▸ Stated exercise
Copy every record exactly, and keep the pictures out.

(Figure record listings)
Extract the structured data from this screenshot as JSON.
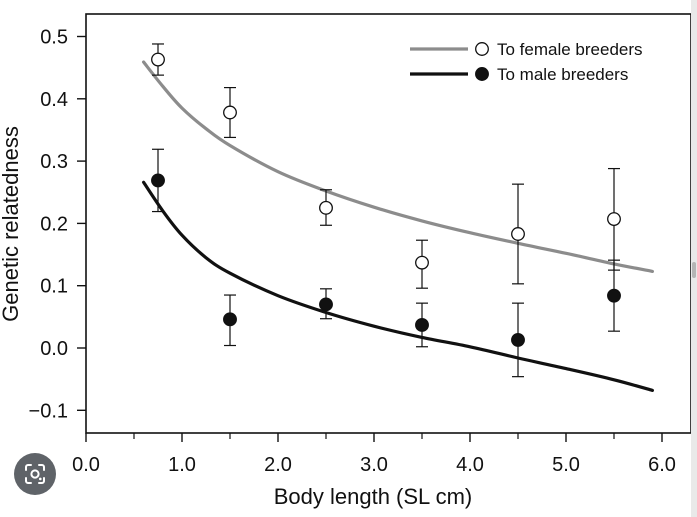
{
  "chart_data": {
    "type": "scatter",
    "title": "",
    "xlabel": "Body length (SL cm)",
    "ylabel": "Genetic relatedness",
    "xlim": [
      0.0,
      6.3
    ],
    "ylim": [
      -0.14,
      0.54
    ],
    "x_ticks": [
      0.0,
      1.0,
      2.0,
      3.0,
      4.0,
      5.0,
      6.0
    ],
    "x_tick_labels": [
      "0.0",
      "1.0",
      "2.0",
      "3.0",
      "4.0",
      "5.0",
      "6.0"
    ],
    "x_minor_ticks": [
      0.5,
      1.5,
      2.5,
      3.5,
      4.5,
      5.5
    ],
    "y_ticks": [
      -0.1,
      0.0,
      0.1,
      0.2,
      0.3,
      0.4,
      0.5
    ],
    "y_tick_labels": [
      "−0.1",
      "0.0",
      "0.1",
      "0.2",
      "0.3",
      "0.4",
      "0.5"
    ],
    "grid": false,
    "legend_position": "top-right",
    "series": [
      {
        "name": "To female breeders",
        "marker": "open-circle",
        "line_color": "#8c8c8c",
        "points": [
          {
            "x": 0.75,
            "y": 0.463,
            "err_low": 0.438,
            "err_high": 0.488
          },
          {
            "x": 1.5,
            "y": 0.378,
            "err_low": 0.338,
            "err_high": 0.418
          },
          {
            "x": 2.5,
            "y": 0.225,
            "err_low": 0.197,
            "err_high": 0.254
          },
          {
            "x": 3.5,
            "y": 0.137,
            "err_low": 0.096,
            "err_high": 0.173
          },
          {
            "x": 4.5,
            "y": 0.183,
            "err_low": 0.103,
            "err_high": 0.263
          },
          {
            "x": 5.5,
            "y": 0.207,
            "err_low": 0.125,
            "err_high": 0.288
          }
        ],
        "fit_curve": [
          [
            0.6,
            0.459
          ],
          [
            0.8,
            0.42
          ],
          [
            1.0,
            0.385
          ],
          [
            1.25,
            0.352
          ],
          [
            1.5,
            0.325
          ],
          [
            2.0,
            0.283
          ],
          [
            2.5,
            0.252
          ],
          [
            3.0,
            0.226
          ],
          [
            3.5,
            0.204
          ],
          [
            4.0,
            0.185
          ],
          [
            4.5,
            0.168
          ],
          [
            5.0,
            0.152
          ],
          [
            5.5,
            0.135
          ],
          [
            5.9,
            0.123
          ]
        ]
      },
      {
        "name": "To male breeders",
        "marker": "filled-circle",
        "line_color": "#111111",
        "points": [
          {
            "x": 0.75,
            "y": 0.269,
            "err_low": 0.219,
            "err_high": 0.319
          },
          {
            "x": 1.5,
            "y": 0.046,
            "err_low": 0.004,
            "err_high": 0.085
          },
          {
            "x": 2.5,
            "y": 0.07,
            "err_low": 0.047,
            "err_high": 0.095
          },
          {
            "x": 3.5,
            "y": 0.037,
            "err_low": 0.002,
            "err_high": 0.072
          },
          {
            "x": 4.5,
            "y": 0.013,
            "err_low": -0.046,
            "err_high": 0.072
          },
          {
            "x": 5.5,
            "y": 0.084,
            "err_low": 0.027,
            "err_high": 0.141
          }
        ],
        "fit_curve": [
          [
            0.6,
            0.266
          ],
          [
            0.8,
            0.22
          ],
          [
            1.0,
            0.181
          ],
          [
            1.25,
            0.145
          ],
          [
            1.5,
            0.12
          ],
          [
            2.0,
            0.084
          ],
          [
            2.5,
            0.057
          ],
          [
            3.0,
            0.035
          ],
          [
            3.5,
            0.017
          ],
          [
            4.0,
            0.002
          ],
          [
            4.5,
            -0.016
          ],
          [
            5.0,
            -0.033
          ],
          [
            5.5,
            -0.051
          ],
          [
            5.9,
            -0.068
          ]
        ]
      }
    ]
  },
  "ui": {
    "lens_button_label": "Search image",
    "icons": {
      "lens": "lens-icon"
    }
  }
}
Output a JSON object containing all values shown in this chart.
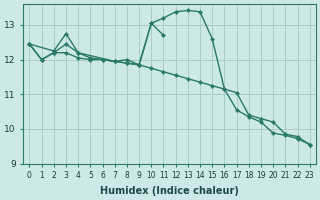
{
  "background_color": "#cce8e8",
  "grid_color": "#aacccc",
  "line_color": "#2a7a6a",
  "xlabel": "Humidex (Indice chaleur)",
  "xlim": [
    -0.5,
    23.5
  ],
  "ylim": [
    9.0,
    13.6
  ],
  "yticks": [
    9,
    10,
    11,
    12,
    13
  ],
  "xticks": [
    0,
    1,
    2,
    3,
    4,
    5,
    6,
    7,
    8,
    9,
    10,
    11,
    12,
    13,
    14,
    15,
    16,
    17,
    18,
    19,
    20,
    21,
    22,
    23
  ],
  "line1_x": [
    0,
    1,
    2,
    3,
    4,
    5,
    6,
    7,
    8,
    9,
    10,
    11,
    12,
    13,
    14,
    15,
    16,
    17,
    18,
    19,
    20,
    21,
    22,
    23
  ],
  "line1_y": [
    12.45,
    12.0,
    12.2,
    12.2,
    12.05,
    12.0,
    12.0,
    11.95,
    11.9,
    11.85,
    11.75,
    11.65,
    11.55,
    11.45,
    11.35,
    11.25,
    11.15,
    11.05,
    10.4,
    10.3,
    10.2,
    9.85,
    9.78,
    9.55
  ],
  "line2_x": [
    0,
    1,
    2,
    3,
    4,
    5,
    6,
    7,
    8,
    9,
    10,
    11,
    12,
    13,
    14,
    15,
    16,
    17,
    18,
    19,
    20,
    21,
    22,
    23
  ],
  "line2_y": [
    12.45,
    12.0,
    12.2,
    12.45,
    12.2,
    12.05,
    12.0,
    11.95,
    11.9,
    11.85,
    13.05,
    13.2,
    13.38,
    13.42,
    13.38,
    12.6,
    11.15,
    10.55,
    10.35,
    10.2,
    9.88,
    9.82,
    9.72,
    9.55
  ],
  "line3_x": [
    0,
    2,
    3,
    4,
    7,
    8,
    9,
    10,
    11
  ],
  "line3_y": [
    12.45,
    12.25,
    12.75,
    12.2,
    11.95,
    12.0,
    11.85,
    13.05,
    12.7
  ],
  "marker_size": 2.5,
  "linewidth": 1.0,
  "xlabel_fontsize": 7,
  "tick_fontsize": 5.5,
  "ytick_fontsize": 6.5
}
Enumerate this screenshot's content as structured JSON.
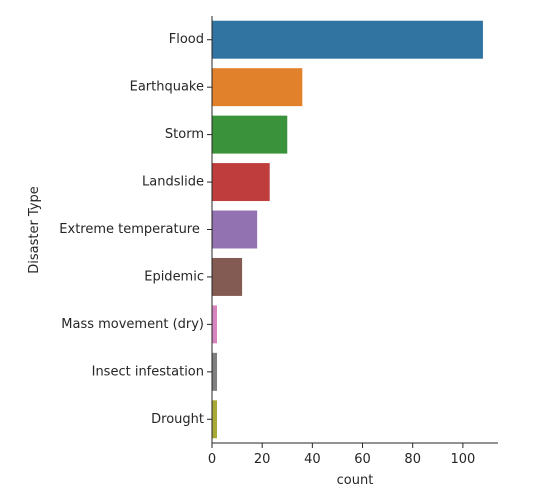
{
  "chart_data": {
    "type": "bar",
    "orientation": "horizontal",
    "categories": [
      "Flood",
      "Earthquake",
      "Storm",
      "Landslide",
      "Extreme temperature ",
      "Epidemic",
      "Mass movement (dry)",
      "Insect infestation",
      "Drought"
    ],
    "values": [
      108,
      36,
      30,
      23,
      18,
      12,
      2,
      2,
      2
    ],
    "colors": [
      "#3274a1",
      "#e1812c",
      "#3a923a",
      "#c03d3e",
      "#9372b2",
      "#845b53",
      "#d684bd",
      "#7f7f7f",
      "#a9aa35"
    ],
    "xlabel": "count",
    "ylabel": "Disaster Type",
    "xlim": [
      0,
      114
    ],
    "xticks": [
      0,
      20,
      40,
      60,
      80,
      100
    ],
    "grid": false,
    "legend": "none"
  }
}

▸ Finished exercise
Extract the structured data from this screenshot as JSON.
{
  "chart_data": {
    "type": "scatter",
    "title": "",
    "xlabel": "Body length (SL cm)",
    "ylabel": "Genetic relatedness",
    "xlim": [
      0.0,
      6.3
    ],
    "ylim": [
      -0.14,
      0.54
    ],
    "x_ticks": [
      0.0,
      1.0,
      2.0,
      3.0,
      4.0,
      5.0,
      6.0
    ],
    "x_tick_labels": [
      "0.0",
      "1.0",
      "2.0",
      "3.0",
      "4.0",
      "5.0",
      "6.0"
    ],
    "x_minor_ticks": [
      0.5,
      1.5,
      2.5,
      3.5,
      4.5,
      5.5
    ],
    "y_ticks": [
      -0.1,
      0.0,
      0.1,
      0.2,
      0.3,
      0.4,
      0.5
    ],
    "y_tick_labels": [
      "−0.1",
      "0.0",
      "0.1",
      "0.2",
      "0.3",
      "0.4",
      "0.5"
    ],
    "grid": false,
    "legend_position": "top-right",
    "series": [
      {
        "name": "To female breeders",
        "marker": "open-circle",
        "line_color": "#8c8c8c",
        "points": [
          {
            "x": 0.75,
            "y": 0.463,
            "err_low": 0.438,
            "err_high": 0.488
          },
          {
            "x": 1.5,
            "y": 0.378,
            "err_low": 0.338,
            "err_high": 0.418
          },
          {
            "x": 2.5,
            "y": 0.225,
            "err_low": 0.197,
            "err_high": 0.254
          },
          {
            "x": 3.5,
            "y": 0.137,
            "err_low": 0.096,
            "err_high": 0.173
          },
          {
            "x": 4.5,
            "y": 0.183,
            "err_low": 0.103,
            "err_high": 0.263
          },
          {
            "x": 5.5,
            "y": 0.207,
            "err_low": 0.125,
            "err_high": 0.288
          }
        ],
        "fit_curve": [
          [
            0.6,
            0.459
          ],
          [
            0.8,
            0.42
          ],
          [
            1.0,
            0.385
          ],
          [
            1.25,
            0.352
          ],
          [
            1.5,
            0.325
          ],
          [
            2.0,
            0.283
          ],
          [
            2.5,
            0.252
          ],
          [
            3.0,
            0.226
          ],
          [
            3.5,
            0.204
          ],
          [
            4.0,
            0.185
          ],
          [
            4.5,
            0.168
          ],
          [
            5.0,
            0.152
          ],
          [
            5.5,
            0.135
          ],
          [
            5.9,
            0.123
          ]
        ]
      },
      {
        "name": "To male breeders",
        "marker": "filled-circle",
        "line_color": "#111111",
        "points": [
          {
            "x": 0.75,
            "y": 0.269,
            "err_low": 0.219,
            "err_high": 0.319
          },
          {
            "x": 1.5,
            "y": 0.046,
            "err_low": 0.004,
            "err_high": 0.085
          },
          {
            "x": 2.5,
            "y": 0.07,
            "err_low": 0.047,
            "err_high": 0.095
          },
          {
            "x": 3.5,
            "y": 0.037,
            "err_low": 0.002,
            "err_high": 0.072
          },
          {
            "x": 4.5,
            "y": 0.013,
            "err_low": -0.046,
            "err_high": 0.072
          },
          {
            "x": 5.5,
            "y": 0.084,
            "err_low": 0.027,
            "err_high": 0.141
          }
        ],
        "fit_curve": [
          [
            0.6,
            0.266
          ],
          [
            0.8,
            0.22
          ],
          [
            1.0,
            0.181
          ],
          [
            1.25,
            0.145
          ],
          [
            1.5,
            0.12
          ],
          [
            2.0,
            0.084
          ],
          [
            2.5,
            0.057
          ],
          [
            3.0,
            0.035
          ],
          [
            3.5,
            0.017
          ],
          [
            4.0,
            0.002
          ],
          [
            4.5,
            -0.016
          ],
          [
            5.0,
            -0.033
          ],
          [
            5.5,
            -0.051
          ],
          [
            5.9,
            -0.068
          ]
        ]
      }
    ]
  },
  "ui": {
    "lens_button_label": "Search image",
    "icons": {
      "lens": "lens-icon"
    }
  }
}
Output a JSON object containing all values shown in this chart.
{
  "background_color": "#cce8e8",
  "grid_color": "#aacccc",
  "line_color": "#2a7a6a",
  "xlabel": "Humidex (Indice chaleur)",
  "xlim": [
    -0.5,
    23.5
  ],
  "ylim": [
    9.0,
    13.6
  ],
  "yticks": [
    9,
    10,
    11,
    12,
    13
  ],
  "xticks": [
    0,
    1,
    2,
    3,
    4,
    5,
    6,
    7,
    8,
    9,
    10,
    11,
    12,
    13,
    14,
    15,
    16,
    17,
    18,
    19,
    20,
    21,
    22,
    23
  ],
  "line1_x": [
    0,
    1,
    2,
    3,
    4,
    5,
    6,
    7,
    8,
    9,
    10,
    11,
    12,
    13,
    14,
    15,
    16,
    17,
    18,
    19,
    20,
    21,
    22,
    23
  ],
  "line1_y": [
    12.45,
    12.0,
    12.2,
    12.2,
    12.05,
    12.0,
    12.0,
    11.95,
    11.9,
    11.85,
    11.75,
    11.65,
    11.55,
    11.45,
    11.35,
    11.25,
    11.15,
    11.05,
    10.4,
    10.3,
    10.2,
    9.85,
    9.78,
    9.55
  ],
  "line2_x": [
    0,
    1,
    2,
    3,
    4,
    5,
    6,
    7,
    8,
    9,
    10,
    11,
    12,
    13,
    14,
    15,
    16,
    17,
    18,
    19,
    20,
    21,
    22,
    23
  ],
  "line2_y": [
    12.45,
    12.0,
    12.2,
    12.45,
    12.2,
    12.05,
    12.0,
    11.95,
    11.9,
    11.85,
    13.05,
    13.2,
    13.38,
    13.42,
    13.38,
    12.6,
    11.15,
    10.55,
    10.35,
    10.2,
    9.88,
    9.82,
    9.72,
    9.55
  ],
  "line3_x": [
    0,
    2,
    3,
    4,
    7,
    8,
    9,
    10,
    11
  ],
  "line3_y": [
    12.45,
    12.25,
    12.75,
    12.2,
    11.95,
    12.0,
    11.85,
    13.05,
    12.7
  ],
  "marker_size": 2.5,
  "linewidth": 1.0,
  "xlabel_fontsize": 7,
  "tick_fontsize": 5.5,
  "ytick_fontsize": 6.5
}
Enumerate this screenshot's content as structured JSON.
{
  "chart_data": {
    "type": "bar",
    "orientation": "horizontal",
    "categories": [
      "Flood",
      "Earthquake",
      "Storm",
      "Landslide",
      "Extreme temperature ",
      "Epidemic",
      "Mass movement (dry)",
      "Insect infestation",
      "Drought"
    ],
    "values": [
      108,
      36,
      30,
      23,
      18,
      12,
      2,
      2,
      2
    ],
    "colors": [
      "#3274a1",
      "#e1812c",
      "#3a923a",
      "#c03d3e",
      "#9372b2",
      "#845b53",
      "#d684bd",
      "#7f7f7f",
      "#a9aa35"
    ],
    "xlabel": "count",
    "ylabel": "Disaster Type",
    "xlim": [
      0,
      114
    ],
    "xticks": [
      0,
      20,
      40,
      60,
      80,
      100
    ],
    "grid": false,
    "legend": "none"
  }
}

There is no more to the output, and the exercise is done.